● STATED PROBLEM
Lines containing "JSON" are to be counted. Report the count alone.

● RECORDED DATA
......
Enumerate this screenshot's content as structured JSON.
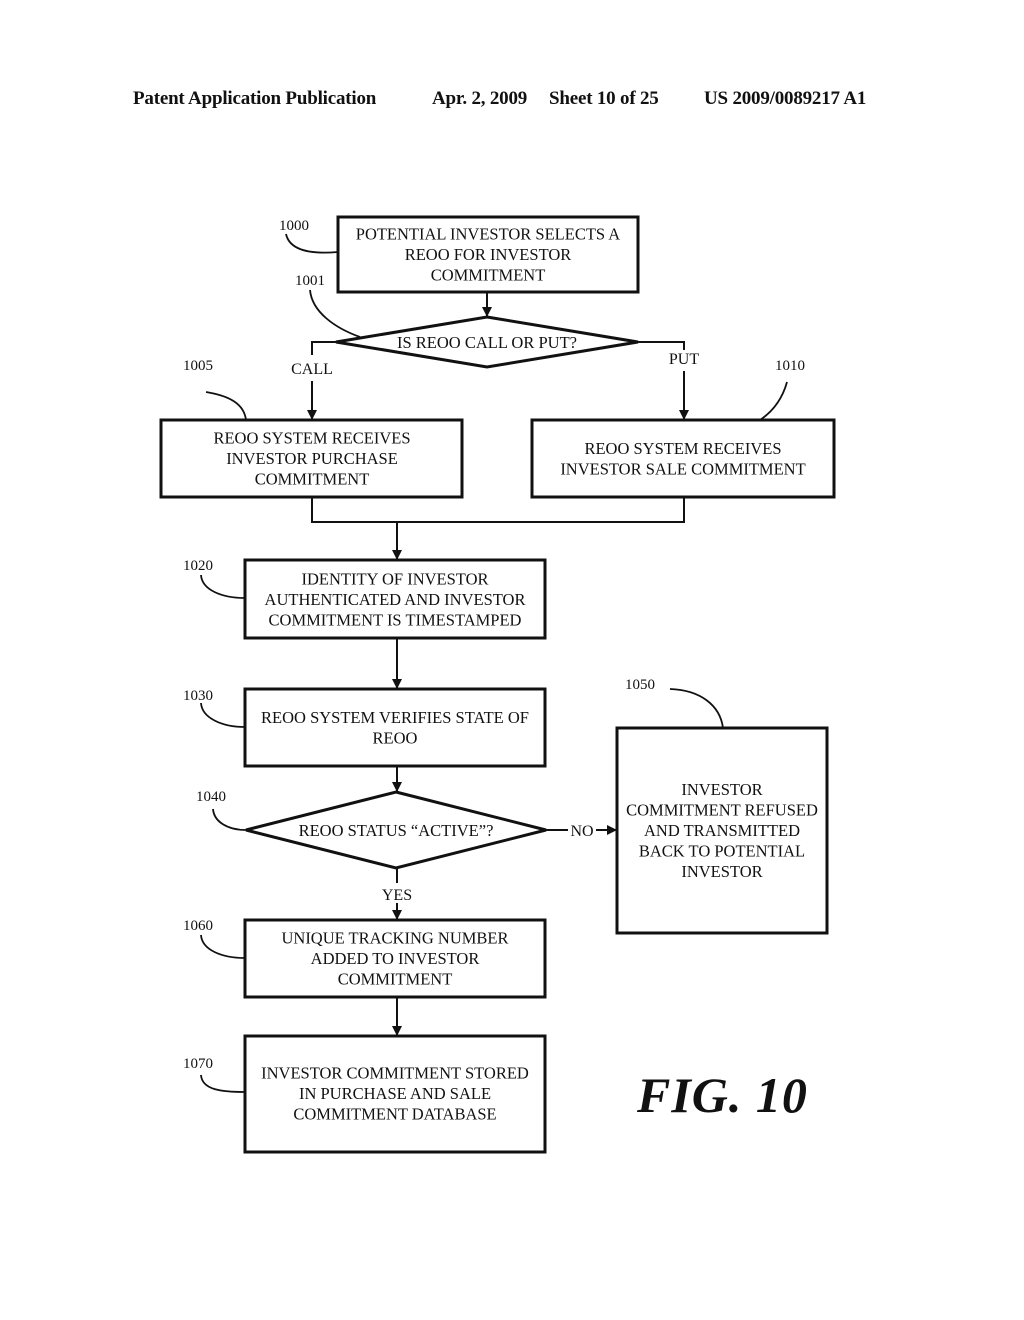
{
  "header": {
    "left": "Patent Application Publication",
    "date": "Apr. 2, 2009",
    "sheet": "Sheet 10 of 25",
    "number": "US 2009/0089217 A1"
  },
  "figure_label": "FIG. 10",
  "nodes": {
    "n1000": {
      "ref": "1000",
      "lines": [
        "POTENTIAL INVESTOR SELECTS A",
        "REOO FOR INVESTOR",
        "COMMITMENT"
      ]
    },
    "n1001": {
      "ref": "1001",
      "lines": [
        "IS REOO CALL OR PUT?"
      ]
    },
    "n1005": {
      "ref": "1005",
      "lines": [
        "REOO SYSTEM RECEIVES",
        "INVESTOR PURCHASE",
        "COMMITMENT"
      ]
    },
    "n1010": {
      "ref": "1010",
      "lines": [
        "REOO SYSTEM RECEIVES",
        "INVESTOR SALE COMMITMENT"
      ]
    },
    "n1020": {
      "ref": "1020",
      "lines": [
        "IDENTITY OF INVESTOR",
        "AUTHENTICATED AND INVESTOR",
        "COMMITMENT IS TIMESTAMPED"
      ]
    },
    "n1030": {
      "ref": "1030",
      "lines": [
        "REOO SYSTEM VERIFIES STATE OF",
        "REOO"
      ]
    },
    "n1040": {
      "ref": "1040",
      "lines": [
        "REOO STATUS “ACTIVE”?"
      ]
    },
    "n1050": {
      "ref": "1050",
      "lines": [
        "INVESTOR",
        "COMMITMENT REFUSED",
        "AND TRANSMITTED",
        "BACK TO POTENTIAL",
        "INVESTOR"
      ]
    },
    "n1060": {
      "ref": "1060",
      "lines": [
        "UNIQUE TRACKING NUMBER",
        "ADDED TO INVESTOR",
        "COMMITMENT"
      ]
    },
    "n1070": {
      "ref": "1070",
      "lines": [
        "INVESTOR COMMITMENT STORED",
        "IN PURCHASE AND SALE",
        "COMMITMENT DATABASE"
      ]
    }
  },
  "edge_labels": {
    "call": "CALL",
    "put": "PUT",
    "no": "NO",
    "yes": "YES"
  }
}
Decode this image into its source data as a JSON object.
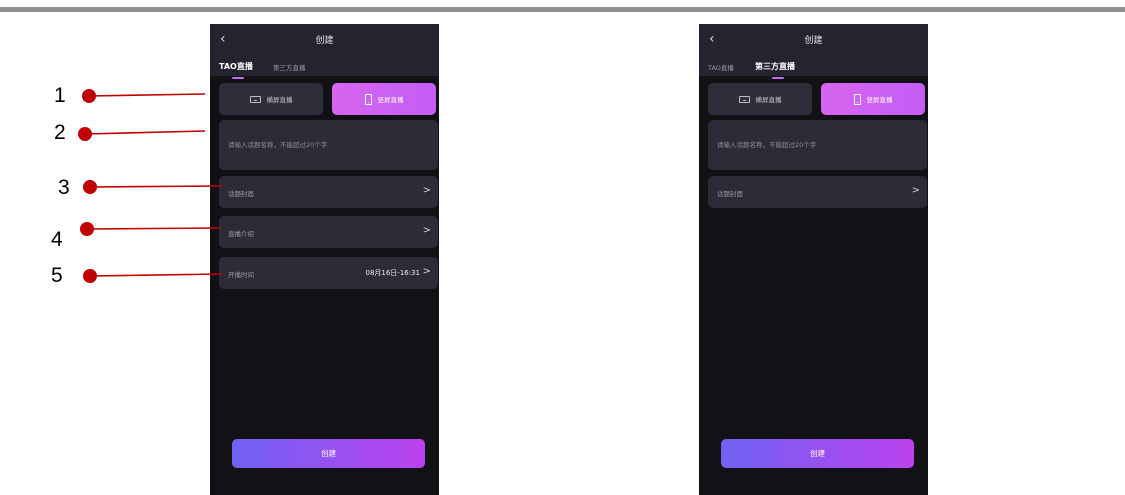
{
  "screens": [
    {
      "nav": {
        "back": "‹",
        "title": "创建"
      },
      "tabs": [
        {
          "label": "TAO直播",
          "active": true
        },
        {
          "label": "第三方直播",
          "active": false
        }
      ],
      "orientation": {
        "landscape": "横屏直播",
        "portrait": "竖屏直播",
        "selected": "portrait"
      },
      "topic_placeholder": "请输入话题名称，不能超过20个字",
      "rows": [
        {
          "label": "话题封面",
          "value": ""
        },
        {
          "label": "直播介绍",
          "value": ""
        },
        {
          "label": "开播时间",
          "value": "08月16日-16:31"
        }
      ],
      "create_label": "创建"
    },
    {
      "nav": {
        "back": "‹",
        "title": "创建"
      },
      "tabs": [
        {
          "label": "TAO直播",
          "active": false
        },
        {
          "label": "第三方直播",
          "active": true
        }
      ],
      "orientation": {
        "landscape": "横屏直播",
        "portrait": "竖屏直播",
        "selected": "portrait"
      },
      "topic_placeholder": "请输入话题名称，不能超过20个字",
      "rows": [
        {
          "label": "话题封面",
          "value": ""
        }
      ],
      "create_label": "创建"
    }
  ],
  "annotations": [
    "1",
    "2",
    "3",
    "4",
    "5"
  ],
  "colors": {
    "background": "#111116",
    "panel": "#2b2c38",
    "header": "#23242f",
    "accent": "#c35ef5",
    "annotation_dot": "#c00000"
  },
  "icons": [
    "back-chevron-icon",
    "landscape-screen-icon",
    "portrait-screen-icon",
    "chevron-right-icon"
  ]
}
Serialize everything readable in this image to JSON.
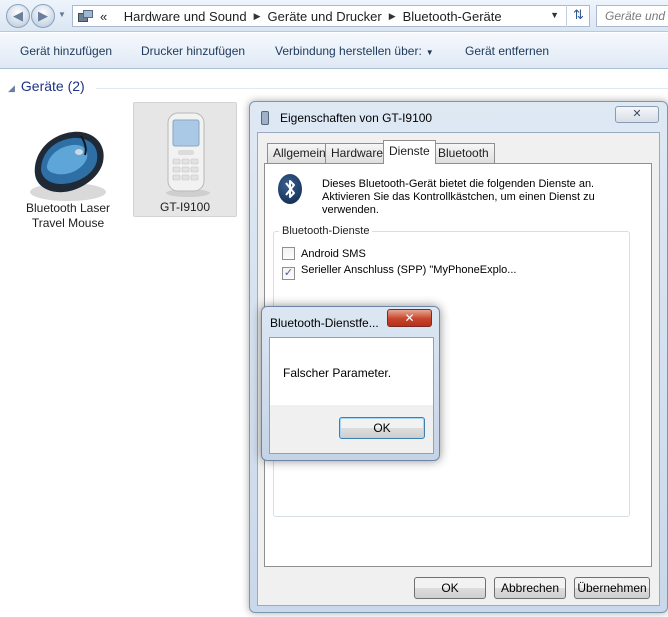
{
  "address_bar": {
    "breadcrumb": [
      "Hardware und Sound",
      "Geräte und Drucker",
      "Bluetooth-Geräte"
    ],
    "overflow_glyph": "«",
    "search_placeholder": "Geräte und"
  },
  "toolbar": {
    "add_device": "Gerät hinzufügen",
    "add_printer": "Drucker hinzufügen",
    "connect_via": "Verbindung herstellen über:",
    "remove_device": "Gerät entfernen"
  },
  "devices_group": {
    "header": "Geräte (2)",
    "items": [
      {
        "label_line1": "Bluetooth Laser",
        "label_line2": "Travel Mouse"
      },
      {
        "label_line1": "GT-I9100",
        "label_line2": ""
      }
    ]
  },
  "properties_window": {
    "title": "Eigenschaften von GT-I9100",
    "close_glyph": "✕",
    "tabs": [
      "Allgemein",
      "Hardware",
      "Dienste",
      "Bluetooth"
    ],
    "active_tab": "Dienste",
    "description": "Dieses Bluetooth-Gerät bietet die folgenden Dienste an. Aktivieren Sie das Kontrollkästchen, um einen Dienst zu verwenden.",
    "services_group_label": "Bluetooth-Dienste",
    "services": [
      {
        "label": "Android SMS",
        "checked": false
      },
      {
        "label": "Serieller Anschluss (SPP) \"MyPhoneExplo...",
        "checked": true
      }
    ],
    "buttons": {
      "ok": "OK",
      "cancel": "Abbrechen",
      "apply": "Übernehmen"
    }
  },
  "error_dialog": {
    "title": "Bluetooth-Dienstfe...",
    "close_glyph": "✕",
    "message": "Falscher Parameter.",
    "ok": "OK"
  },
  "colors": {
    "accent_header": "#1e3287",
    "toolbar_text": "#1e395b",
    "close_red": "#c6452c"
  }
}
......
● THE RESULT
3